## PASSAGE
* [PATCH v2] rt: cpufreq: Fix cpu hotplug hang
@ 2021-03-30 3:15 Ran Wang
2021-03-30 4:46 ` Viresh Kumar
0 siblings, 1 reply; 3+ messages in thread
From: Ran Wang @ 2021-03-30 3:15 UTC (permalink / raw)
To: Sebastian Siewior, Thomas Gleixner
Cc: Jiafei Pan, linux-rt-users, Ingo Molnar, Peter Zijlstra,
Rafael J . Wysocki, Viresh Kumar, Ran Wang
When selecting PREEMPT_RT, cpufreq_driver->stop_cpu(policy) might get
stuck due to irq_work_sync() pending for work on lazy_list, which had
no chance to be served in softirq context sometimes.
The reason of lazy_list was not served is because the nearest activated
timer might have been set to expire after long time (such as 100+ seconds).
Then function run_local_timers() would not call raise_softirq(TIMER_SOFTIRQ)
to handle enqueued irq_work.
This is observed on LX2160ARDB and LS1088ARDB with cpufreq governor of
‘schedutil’ or ‘ondemand’.
Configure related irqwork to run on raw-irq context could fix this issue.
Signed-off-by: Ran Wang <ran.wang_1@nxp.com>
---
Change in v2:
- Update commit message to explain root cause more clear.
drivers/cpufreq/cpufreq_governor.c | 2 +-
kernel/sched/cpufreq_schedutil.c | 2 +-
2 files changed, 2 insertions(+), 2 deletions(-)

(Raw records)
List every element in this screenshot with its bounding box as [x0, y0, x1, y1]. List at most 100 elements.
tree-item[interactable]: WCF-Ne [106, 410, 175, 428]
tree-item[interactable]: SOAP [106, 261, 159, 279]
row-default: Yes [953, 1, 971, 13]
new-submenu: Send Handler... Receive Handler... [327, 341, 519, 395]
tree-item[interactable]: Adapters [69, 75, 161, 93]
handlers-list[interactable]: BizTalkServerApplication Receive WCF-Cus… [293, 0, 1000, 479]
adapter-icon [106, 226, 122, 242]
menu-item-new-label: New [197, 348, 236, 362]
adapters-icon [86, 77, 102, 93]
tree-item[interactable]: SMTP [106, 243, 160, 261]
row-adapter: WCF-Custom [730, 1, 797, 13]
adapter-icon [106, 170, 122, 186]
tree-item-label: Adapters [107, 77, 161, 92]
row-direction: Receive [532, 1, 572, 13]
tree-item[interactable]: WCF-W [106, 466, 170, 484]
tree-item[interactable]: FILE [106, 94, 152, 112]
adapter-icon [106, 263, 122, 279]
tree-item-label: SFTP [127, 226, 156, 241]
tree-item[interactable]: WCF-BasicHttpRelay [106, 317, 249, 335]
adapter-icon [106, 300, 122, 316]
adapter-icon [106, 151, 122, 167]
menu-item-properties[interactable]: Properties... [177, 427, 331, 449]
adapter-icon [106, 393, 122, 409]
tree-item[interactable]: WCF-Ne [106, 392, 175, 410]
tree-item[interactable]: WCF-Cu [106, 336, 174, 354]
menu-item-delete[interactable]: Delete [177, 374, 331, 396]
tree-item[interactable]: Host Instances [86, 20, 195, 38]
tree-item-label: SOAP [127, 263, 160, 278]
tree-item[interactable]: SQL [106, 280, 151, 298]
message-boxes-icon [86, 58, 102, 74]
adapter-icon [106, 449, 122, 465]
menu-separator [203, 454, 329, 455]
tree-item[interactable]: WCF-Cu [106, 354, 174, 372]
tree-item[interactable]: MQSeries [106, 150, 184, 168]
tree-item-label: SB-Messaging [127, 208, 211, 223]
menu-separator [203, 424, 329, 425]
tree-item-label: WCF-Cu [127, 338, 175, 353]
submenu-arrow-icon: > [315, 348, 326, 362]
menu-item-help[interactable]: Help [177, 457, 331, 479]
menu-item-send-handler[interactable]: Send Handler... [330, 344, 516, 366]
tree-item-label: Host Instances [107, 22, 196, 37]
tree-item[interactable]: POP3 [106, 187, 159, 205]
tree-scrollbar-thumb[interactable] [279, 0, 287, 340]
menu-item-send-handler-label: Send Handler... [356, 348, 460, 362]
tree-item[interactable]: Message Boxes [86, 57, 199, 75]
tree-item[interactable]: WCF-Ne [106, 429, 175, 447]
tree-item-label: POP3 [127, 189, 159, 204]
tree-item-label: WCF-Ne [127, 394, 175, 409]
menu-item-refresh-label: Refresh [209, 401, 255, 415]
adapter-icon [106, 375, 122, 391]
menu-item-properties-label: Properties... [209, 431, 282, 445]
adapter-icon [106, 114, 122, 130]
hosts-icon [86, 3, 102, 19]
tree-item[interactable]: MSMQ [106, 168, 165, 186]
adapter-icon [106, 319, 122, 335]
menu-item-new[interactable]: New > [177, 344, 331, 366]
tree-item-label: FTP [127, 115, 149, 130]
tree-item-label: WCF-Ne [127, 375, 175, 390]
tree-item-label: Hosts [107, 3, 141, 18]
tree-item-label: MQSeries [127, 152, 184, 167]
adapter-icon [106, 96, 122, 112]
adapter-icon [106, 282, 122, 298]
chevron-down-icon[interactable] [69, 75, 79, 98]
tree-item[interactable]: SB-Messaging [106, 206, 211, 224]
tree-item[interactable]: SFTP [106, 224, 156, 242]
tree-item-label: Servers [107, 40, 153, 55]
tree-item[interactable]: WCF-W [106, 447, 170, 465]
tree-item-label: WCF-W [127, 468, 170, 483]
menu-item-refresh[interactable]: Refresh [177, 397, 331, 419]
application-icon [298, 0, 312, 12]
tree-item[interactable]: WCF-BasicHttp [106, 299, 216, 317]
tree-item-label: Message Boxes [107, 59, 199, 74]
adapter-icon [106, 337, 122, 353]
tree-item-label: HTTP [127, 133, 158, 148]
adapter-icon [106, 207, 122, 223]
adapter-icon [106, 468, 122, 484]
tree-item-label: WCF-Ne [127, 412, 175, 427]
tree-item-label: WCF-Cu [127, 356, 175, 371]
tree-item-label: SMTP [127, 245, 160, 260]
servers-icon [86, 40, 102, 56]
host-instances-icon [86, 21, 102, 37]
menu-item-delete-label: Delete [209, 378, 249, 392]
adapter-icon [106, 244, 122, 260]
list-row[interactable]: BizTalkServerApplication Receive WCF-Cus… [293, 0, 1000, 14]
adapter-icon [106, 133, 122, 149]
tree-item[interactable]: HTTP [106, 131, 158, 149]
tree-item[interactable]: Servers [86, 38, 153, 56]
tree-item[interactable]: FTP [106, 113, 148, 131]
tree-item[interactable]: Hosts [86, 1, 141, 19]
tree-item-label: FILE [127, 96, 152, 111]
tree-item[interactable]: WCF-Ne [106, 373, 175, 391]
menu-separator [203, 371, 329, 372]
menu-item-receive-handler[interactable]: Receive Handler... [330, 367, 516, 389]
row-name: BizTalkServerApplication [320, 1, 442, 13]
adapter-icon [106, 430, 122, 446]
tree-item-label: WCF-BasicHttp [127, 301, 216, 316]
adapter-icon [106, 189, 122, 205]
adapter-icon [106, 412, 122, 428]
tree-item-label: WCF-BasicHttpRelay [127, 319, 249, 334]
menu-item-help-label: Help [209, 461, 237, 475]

## WHAT THE TASK ASKS
Write the next part of the cpufreq hotplug patch email, picking up after its last line. These items were taken from a different source than the text.

## EXERCISE ANSWER
diff --git a/drivers/cpufreq/cpufreq_governor.c b/drivers/cpufreq/cpufreq_governor.c
index 63f7c219062b..731a7b1434df 100644
--- a/drivers/cpufreq/cpufreq_governor.c
+++ b/drivers/cpufreq/cpufreq_governor.c
@@ -360,7 +360,7 @@ static struct policy_dbs_info *alloc_policy_dbs_info(struct cpufreq_policy *poli
policy_dbs->policy = policy;
mutex_init(&policy_dbs->update_mutex);
atomic_set(&policy_dbs->work_count, 0);
- init_irq_work(&policy_dbs->irq_work, dbs_irq_work);
+ policy_dbs->irq_work = IRQ_WORK_INIT_HARD(dbs_irq_work);
INIT_WORK(&policy_dbs->work, dbs_work_handler);
/* Set policy_dbs for all CPUs, online+offline */
diff --git a/kernel/sched/cpufreq_schedutil.c b/kernel/sched/cpufreq_schedutil.c
index 50cbad89f7fa..1d5af87ec92e 100644
--- a/kernel/sched/cpufreq_schedutil.c
+++ b/kernel/sched/cpufreq_schedutil.c
@@ -611,7 +611,7 @@ static int sugov_kthread_create(struct sugov_policy *sg_policy)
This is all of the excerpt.